# PROBLEM TO WORK ON
Write out all the material exactly. Leave nothing out.
########
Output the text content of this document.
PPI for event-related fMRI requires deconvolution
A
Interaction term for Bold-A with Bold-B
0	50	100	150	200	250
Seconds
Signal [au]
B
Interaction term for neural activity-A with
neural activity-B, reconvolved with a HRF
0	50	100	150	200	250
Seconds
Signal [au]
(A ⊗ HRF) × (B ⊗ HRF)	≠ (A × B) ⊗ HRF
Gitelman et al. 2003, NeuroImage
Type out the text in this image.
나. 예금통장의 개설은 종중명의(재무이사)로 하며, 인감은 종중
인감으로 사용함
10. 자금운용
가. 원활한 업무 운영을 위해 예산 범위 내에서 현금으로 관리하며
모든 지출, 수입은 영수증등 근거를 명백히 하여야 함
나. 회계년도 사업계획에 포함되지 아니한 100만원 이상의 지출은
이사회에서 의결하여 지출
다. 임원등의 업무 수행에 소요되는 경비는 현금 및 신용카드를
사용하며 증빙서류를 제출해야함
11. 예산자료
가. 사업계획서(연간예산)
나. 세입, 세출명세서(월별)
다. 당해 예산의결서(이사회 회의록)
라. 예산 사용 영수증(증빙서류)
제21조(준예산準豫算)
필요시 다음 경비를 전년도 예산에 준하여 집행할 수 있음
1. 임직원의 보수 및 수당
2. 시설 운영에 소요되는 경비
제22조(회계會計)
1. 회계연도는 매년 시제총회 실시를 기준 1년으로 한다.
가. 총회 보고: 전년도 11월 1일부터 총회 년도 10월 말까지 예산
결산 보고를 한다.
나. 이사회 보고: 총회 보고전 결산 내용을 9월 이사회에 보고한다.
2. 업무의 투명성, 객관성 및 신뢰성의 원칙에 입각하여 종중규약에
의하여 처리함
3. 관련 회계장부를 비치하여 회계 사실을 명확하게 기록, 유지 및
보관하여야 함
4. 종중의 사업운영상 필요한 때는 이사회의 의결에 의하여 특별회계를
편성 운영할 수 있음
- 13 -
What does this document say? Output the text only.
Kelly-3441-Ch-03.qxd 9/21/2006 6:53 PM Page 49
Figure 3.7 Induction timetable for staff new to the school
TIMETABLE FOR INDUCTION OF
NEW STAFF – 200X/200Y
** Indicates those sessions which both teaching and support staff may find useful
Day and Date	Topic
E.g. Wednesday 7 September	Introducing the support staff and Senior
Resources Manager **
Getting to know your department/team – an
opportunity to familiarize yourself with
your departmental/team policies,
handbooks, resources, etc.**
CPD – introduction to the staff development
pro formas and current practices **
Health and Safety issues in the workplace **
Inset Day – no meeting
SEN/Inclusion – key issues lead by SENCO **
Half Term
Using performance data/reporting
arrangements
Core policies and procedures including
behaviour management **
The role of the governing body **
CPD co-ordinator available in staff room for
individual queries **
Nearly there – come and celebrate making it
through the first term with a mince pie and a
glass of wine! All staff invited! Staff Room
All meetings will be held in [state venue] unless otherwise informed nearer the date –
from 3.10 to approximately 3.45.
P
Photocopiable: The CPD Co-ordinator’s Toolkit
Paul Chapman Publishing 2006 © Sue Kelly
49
########
# RESPONSE TO THIS EXERCISE
Output the text content of this document.
PPI for event-related fMRI requires deconvolution
A
Interaction term for Bold-A with Bold-B
0	50	100	150	200	250
Seconds
Signal [au]
B
Interaction term for neural activity-A with
neural activity-B, reconvolved with a HRF
0	50	100	150	200	250
Seconds
Signal [au]
(A ⊗ HRF) × (B ⊗ HRF)	≠ (A × B) ⊗ HRF
Gitelman et al. 2003, NeuroImage
Type out the text in this image.
나. 예금통장의 개설은 종중명의(재무이사)로 하며, 인감은 종중
인감으로 사용함
10. 자금운용
가. 원활한 업무 운영을 위해 예산 범위 내에서 현금으로 관리하며
모든 지출, 수입은 영수증등 근거를 명백히 하여야 함
나. 회계년도 사업계획에 포함되지 아니한 100만원 이상의 지출은
이사회에서 의결하여 지출
다. 임원등의 업무 수행에 소요되는 경비는 현금 및 신용카드를
사용하며 증빙서류를 제출해야함
11. 예산자료
가. 사업계획서(연간예산)
나. 세입, 세출명세서(월별)
다. 당해 예산의결서(이사회 회의록)
라. 예산 사용 영수증(증빙서류)
제21조(준예산準豫算)
필요시 다음 경비를 전년도 예산에 준하여 집행할 수 있음
1. 임직원의 보수 및 수당
2. 시설 운영에 소요되는 경비
제22조(회계會計)
1. 회계연도는 매년 시제총회 실시를 기준 1년으로 한다.
가. 총회 보고: 전년도 11월 1일부터 총회 년도 10월 말까지 예산
결산 보고를 한다.
나. 이사회 보고: 총회 보고전 결산 내용을 9월 이사회에 보고한다.
2. 업무의 투명성, 객관성 및 신뢰성의 원칙에 입각하여 종중규약에
의하여 처리함
3. 관련 회계장부를 비치하여 회계 사실을 명확하게 기록, 유지 및
보관하여야 함
4. 종중의 사업운영상 필요한 때는 이사회의 의결에 의하여 특별회계를
편성 운영할 수 있음
- 13 -
What does this document say? Output the text only.
Kelly-3441-Ch-03.qxd 9/21/2006 6:53 PM Page 49
Figure 3.7 Induction timetable for staff new to the school
TIMETABLE FOR INDUCTION OF
NEW STAFF – 200X/200Y
** Indicates those sessions which both teaching and support staff may find useful
Day and Date	Topic
E.g. Wednesday 7 September	Introducing the support staff and Senior
Resources Manager **
Getting to know your department/team – an
opportunity to familiarize yourself with
your departmental/team policies,
handbooks, resources, etc.**
CPD – introduction to the staff development
pro formas and current practices **
Health and Safety issues in the workplace **
Inset Day – no meeting
SEN/Inclusion – key issues lead by SENCO **
Half Term
Using performance data/reporting
arrangements
Core policies and procedures including
behaviour management **
The role of the governing body **
CPD co-ordinator available in staff room for
individual queries **
Nearly there – come and celebrate making it
through the first term with a mince pie and a
glass of wine! All staff invited! Staff Room
All meetings will be held in [state venue] unless otherwise informed nearer the date –
from 3.10 to approximately 3.45.
P
Photocopiable: The CPD Co-ordinator’s Toolkit
Paul Chapman Publishing 2006 © Sue Kelly
49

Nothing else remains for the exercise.